Write out the listing below exactly, and omit any images you find in it.

==== Entries shown ====

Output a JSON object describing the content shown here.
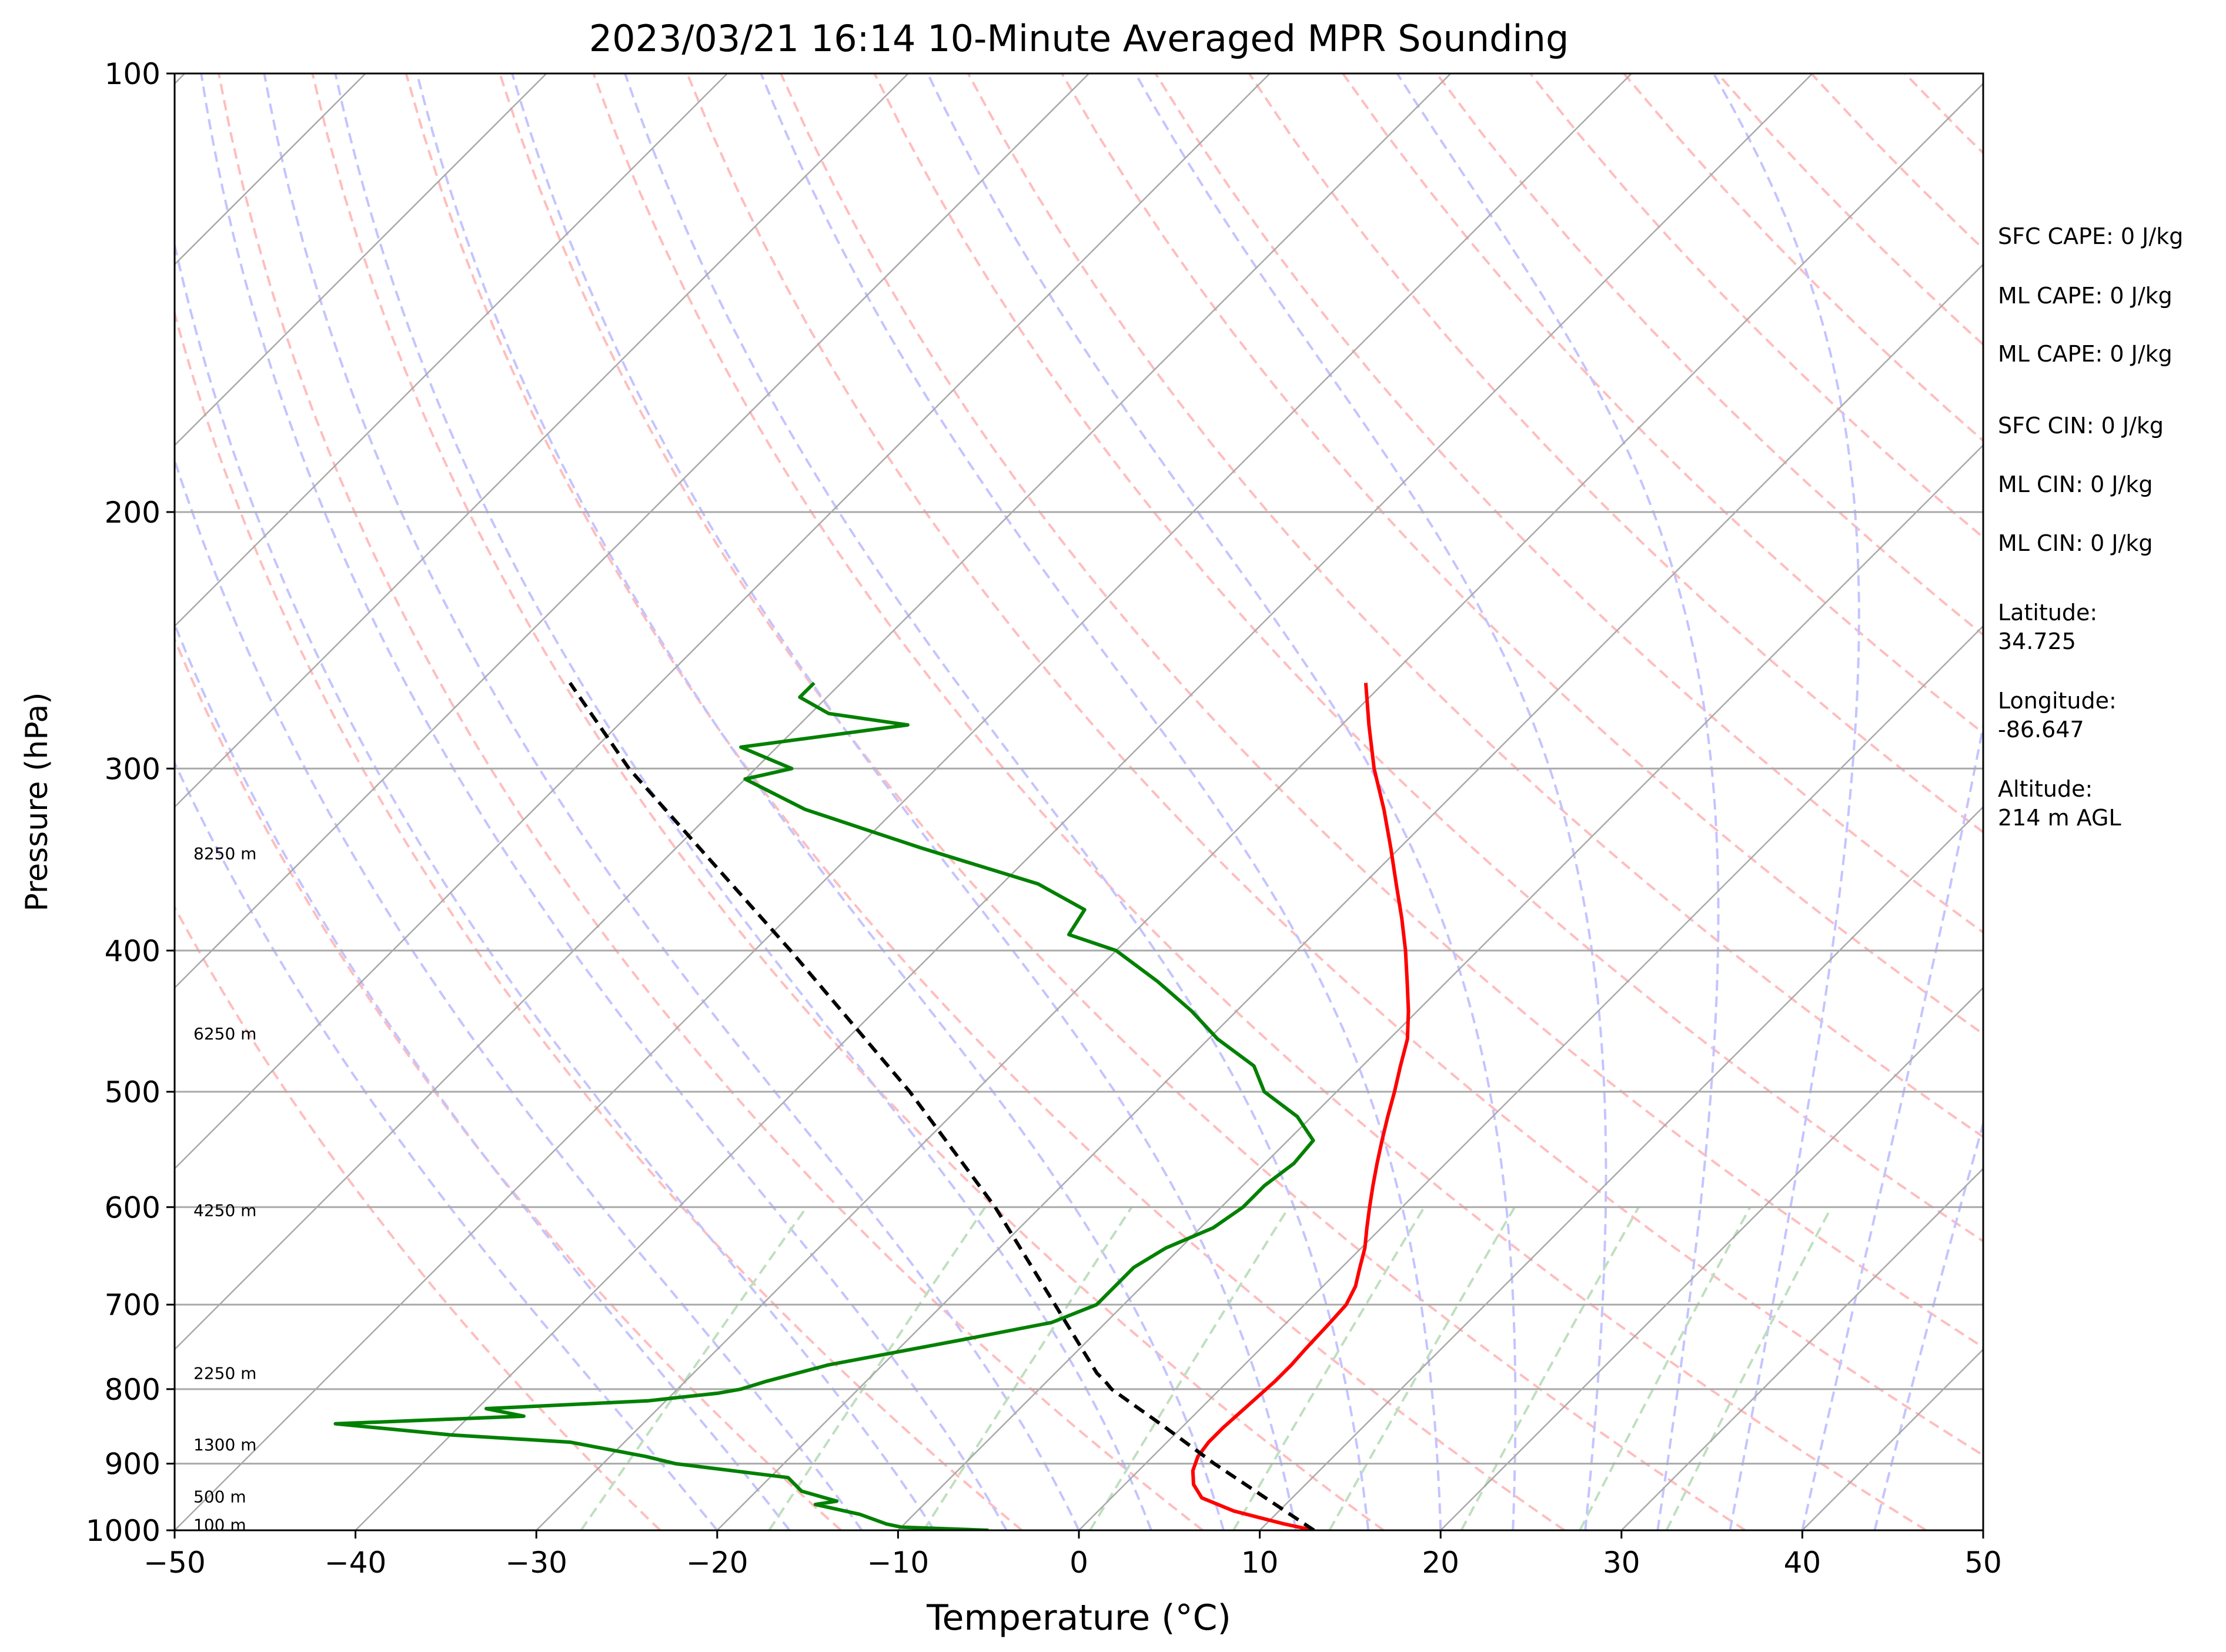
{
  "chart_data": {
    "type": "line",
    "subtype": "skew-t log-p sounding",
    "title": "2023/03/21 16:14 10-Minute Averaged MPR Sounding",
    "xlabel": "Temperature (°C)",
    "ylabel": "Pressure (hPa)",
    "xlim": [
      -50,
      50
    ],
    "ylim": [
      1000,
      100
    ],
    "y_scale": "log",
    "x_ticks": [
      "−50",
      "−40",
      "−30",
      "−20",
      "−10",
      "0",
      "10",
      "20",
      "30",
      "40",
      "50"
    ],
    "x_tick_values": [
      -50,
      -40,
      -30,
      -20,
      -10,
      0,
      10,
      20,
      30,
      40,
      50
    ],
    "y_ticks": [
      "1000",
      "900",
      "800",
      "700",
      "600",
      "500",
      "400",
      "300",
      "200",
      "100"
    ],
    "y_tick_values": [
      1000,
      900,
      800,
      700,
      600,
      500,
      400,
      300,
      200,
      100
    ],
    "grid": true,
    "series": [
      {
        "color": "#ff0000",
        "points": [
          [
            1000,
            13.0
          ],
          [
            990,
            11.0
          ],
          [
            970,
            7.5
          ],
          [
            950,
            5.0
          ],
          [
            930,
            3.8
          ],
          [
            910,
            3.0
          ],
          [
            890,
            2.5
          ],
          [
            870,
            2.3
          ],
          [
            850,
            2.3
          ],
          [
            830,
            2.4
          ],
          [
            810,
            2.5
          ],
          [
            790,
            2.6
          ],
          [
            770,
            2.6
          ],
          [
            750,
            2.5
          ],
          [
            720,
            2.4
          ],
          [
            700,
            2.3
          ],
          [
            680,
            1.8
          ],
          [
            660,
            1.0
          ],
          [
            640,
            0.2
          ],
          [
            620,
            -0.8
          ],
          [
            600,
            -1.8
          ],
          [
            580,
            -2.8
          ],
          [
            560,
            -3.8
          ],
          [
            540,
            -4.8
          ],
          [
            520,
            -5.8
          ],
          [
            500,
            -6.8
          ],
          [
            480,
            -7.9
          ],
          [
            460,
            -9.0
          ],
          [
            440,
            -10.5
          ],
          [
            420,
            -12.2
          ],
          [
            400,
            -14.0
          ],
          [
            380,
            -16.0
          ],
          [
            360,
            -18.2
          ],
          [
            340,
            -20.5
          ],
          [
            320,
            -23.0
          ],
          [
            300,
            -25.8
          ],
          [
            280,
            -28.5
          ],
          [
            262,
            -31.0
          ]
        ]
      },
      {
        "color": "#008000",
        "points": [
          [
            1000,
            -5.0
          ],
          [
            995,
            -10.0
          ],
          [
            990,
            -11.0
          ],
          [
            975,
            -13.0
          ],
          [
            960,
            -16.0
          ],
          [
            955,
            -15.0
          ],
          [
            940,
            -17.5
          ],
          [
            920,
            -19.0
          ],
          [
            900,
            -26.0
          ],
          [
            890,
            -28.0
          ],
          [
            870,
            -33.0
          ],
          [
            860,
            -40.0
          ],
          [
            845,
            -47.0
          ],
          [
            835,
            -37.0
          ],
          [
            825,
            -39.5
          ],
          [
            815,
            -31.0
          ],
          [
            805,
            -27.5
          ],
          [
            800,
            -26.5
          ],
          [
            790,
            -25.5
          ],
          [
            770,
            -23.0
          ],
          [
            740,
            -17.0
          ],
          [
            720,
            -13.0
          ],
          [
            700,
            -11.5
          ],
          [
            680,
            -11.5
          ],
          [
            660,
            -11.5
          ],
          [
            640,
            -10.8
          ],
          [
            620,
            -9.3
          ],
          [
            600,
            -8.8
          ],
          [
            580,
            -8.8
          ],
          [
            560,
            -8.4
          ],
          [
            540,
            -8.6
          ],
          [
            520,
            -10.8
          ],
          [
            500,
            -14.0
          ],
          [
            480,
            -16.0
          ],
          [
            460,
            -19.5
          ],
          [
            440,
            -22.5
          ],
          [
            420,
            -26.0
          ],
          [
            400,
            -30.0
          ],
          [
            390,
            -33.5
          ],
          [
            375,
            -34.0
          ],
          [
            360,
            -38.0
          ],
          [
            340,
            -46.5
          ],
          [
            320,
            -55.0
          ],
          [
            305,
            -60.0
          ],
          [
            300,
            -58.0
          ],
          [
            290,
            -62.0
          ],
          [
            280,
            -54.0
          ],
          [
            275,
            -59.0
          ],
          [
            268,
            -61.5
          ],
          [
            262,
            -61.5
          ]
        ]
      },
      {
        "color": "#000000",
        "style": "dashed",
        "points": [
          [
            1000,
            13.0
          ],
          [
            900,
            3.8
          ],
          [
            850,
            -0.9
          ],
          [
            800,
            -6.0
          ],
          [
            790,
            -6.8
          ],
          [
            780,
            -7.7
          ],
          [
            700,
            -13.8
          ],
          [
            600,
            -22.5
          ],
          [
            500,
            -33.6
          ],
          [
            400,
            -48.0
          ],
          [
            300,
            -67.0
          ],
          [
            262,
            -75.0
          ]
        ]
      }
    ],
    "height_labels": [
      {
        "text": "100 m",
        "p": 991
      },
      {
        "text": "500 m",
        "p": 948
      },
      {
        "text": "1300 m",
        "p": 873
      },
      {
        "text": "2250 m",
        "p": 780
      },
      {
        "text": "4250 m",
        "p": 603
      },
      {
        "text": "6250 m",
        "p": 456
      },
      {
        "text": "8250 m",
        "p": 343
      }
    ],
    "stats": [
      "SFC CAPE: 0 J/kg",
      "ML CAPE: 0 J/kg",
      "ML CAPE: 0 J/kg",
      "SFC CIN: 0 J/kg",
      "ML CIN: 0 J/kg",
      "ML CIN: 0 J/kg",
      "Latitude:",
      "34.725",
      "Longitude:",
      "-86.647",
      "Altitude:",
      "214 m AGL"
    ],
    "background_lines": {
      "isotherms_color": "#a9a9a9",
      "dry_adiabats_color": "#ffbdbd",
      "moist_adiabats_color": "#c4c4ff",
      "mixing_ratio_color": "#bfdfbf"
    }
  }
}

====

### Answer for the task
Output a JSON object describing the content shown here.
{
  "chart_data": {
    "type": "line",
    "subtype": "skew-t log-p sounding",
    "title": "2023/03/21 16:14 10-Minute Averaged MPR Sounding",
    "xlabel": "Temperature (°C)",
    "ylabel": "Pressure (hPa)",
    "xlim": [
      -50,
      50
    ],
    "ylim": [
      1000,
      100
    ],
    "y_scale": "log",
    "x_ticks": [
      "−50",
      "−40",
      "−30",
      "−20",
      "−10",
      "0",
      "10",
      "20",
      "30",
      "40",
      "50"
    ],
    "x_tick_values": [
      -50,
      -40,
      -30,
      -20,
      -10,
      0,
      10,
      20,
      30,
      40,
      50
    ],
    "y_ticks": [
      "1000",
      "900",
      "800",
      "700",
      "600",
      "500",
      "400",
      "300",
      "200",
      "100"
    ],
    "y_tick_values": [
      1000,
      900,
      800,
      700,
      600,
      500,
      400,
      300,
      200,
      100
    ],
    "grid": true,
    "series": [
      {
        "color": "#ff0000",
        "points": [
          [
            1000,
            13.0
          ],
          [
            990,
            11.0
          ],
          [
            970,
            7.5
          ],
          [
            950,
            5.0
          ],
          [
            930,
            3.8
          ],
          [
            910,
            3.0
          ],
          [
            890,
            2.5
          ],
          [
            870,
            2.3
          ],
          [
            850,
            2.3
          ],
          [
            830,
            2.4
          ],
          [
            810,
            2.5
          ],
          [
            790,
            2.6
          ],
          [
            770,
            2.6
          ],
          [
            750,
            2.5
          ],
          [
            720,
            2.4
          ],
          [
            700,
            2.3
          ],
          [
            680,
            1.8
          ],
          [
            660,
            1.0
          ],
          [
            640,
            0.2
          ],
          [
            620,
            -0.8
          ],
          [
            600,
            -1.8
          ],
          [
            580,
            -2.8
          ],
          [
            560,
            -3.8
          ],
          [
            540,
            -4.8
          ],
          [
            520,
            -5.8
          ],
          [
            500,
            -6.8
          ],
          [
            480,
            -7.9
          ],
          [
            460,
            -9.0
          ],
          [
            440,
            -10.5
          ],
          [
            420,
            -12.2
          ],
          [
            400,
            -14.0
          ],
          [
            380,
            -16.0
          ],
          [
            360,
            -18.2
          ],
          [
            340,
            -20.5
          ],
          [
            320,
            -23.0
          ],
          [
            300,
            -25.8
          ],
          [
            280,
            -28.5
          ],
          [
            262,
            -31.0
          ]
        ]
      },
      {
        "color": "#008000",
        "points": [
          [
            1000,
            -5.0
          ],
          [
            995,
            -10.0
          ],
          [
            990,
            -11.0
          ],
          [
            975,
            -13.0
          ],
          [
            960,
            -16.0
          ],
          [
            955,
            -15.0
          ],
          [
            940,
            -17.5
          ],
          [
            920,
            -19.0
          ],
          [
            900,
            -26.0
          ],
          [
            890,
            -28.0
          ],
          [
            870,
            -33.0
          ],
          [
            860,
            -40.0
          ],
          [
            845,
            -47.0
          ],
          [
            835,
            -37.0
          ],
          [
            825,
            -39.5
          ],
          [
            815,
            -31.0
          ],
          [
            805,
            -27.5
          ],
          [
            800,
            -26.5
          ],
          [
            790,
            -25.5
          ],
          [
            770,
            -23.0
          ],
          [
            740,
            -17.0
          ],
          [
            720,
            -13.0
          ],
          [
            700,
            -11.5
          ],
          [
            680,
            -11.5
          ],
          [
            660,
            -11.5
          ],
          [
            640,
            -10.8
          ],
          [
            620,
            -9.3
          ],
          [
            600,
            -8.8
          ],
          [
            580,
            -8.8
          ],
          [
            560,
            -8.4
          ],
          [
            540,
            -8.6
          ],
          [
            520,
            -10.8
          ],
          [
            500,
            -14.0
          ],
          [
            480,
            -16.0
          ],
          [
            460,
            -19.5
          ],
          [
            440,
            -22.5
          ],
          [
            420,
            -26.0
          ],
          [
            400,
            -30.0
          ],
          [
            390,
            -33.5
          ],
          [
            375,
            -34.0
          ],
          [
            360,
            -38.0
          ],
          [
            340,
            -46.5
          ],
          [
            320,
            -55.0
          ],
          [
            305,
            -60.0
          ],
          [
            300,
            -58.0
          ],
          [
            290,
            -62.0
          ],
          [
            280,
            -54.0
          ],
          [
            275,
            -59.0
          ],
          [
            268,
            -61.5
          ],
          [
            262,
            -61.5
          ]
        ]
      },
      {
        "color": "#000000",
        "style": "dashed",
        "points": [
          [
            1000,
            13.0
          ],
          [
            900,
            3.8
          ],
          [
            850,
            -0.9
          ],
          [
            800,
            -6.0
          ],
          [
            790,
            -6.8
          ],
          [
            780,
            -7.7
          ],
          [
            700,
            -13.8
          ],
          [
            600,
            -22.5
          ],
          [
            500,
            -33.6
          ],
          [
            400,
            -48.0
          ],
          [
            300,
            -67.0
          ],
          [
            262,
            -75.0
          ]
        ]
      }
    ],
    "height_labels": [
      {
        "text": "100 m",
        "p": 991
      },
      {
        "text": "500 m",
        "p": 948
      },
      {
        "text": "1300 m",
        "p": 873
      },
      {
        "text": "2250 m",
        "p": 780
      },
      {
        "text": "4250 m",
        "p": 603
      },
      {
        "text": "6250 m",
        "p": 456
      },
      {
        "text": "8250 m",
        "p": 343
      }
    ],
    "stats": [
      "SFC CAPE: 0 J/kg",
      "ML CAPE: 0 J/kg",
      "ML CAPE: 0 J/kg",
      "SFC CIN: 0 J/kg",
      "ML CIN: 0 J/kg",
      "ML CIN: 0 J/kg",
      "Latitude:",
      "34.725",
      "Longitude:",
      "-86.647",
      "Altitude:",
      "214 m AGL"
    ],
    "background_lines": {
      "isotherms_color": "#a9a9a9",
      "dry_adiabats_color": "#ffbdbd",
      "moist_adiabats_color": "#c4c4ff",
      "mixing_ratio_color": "#bfdfbf"
    }
  }
}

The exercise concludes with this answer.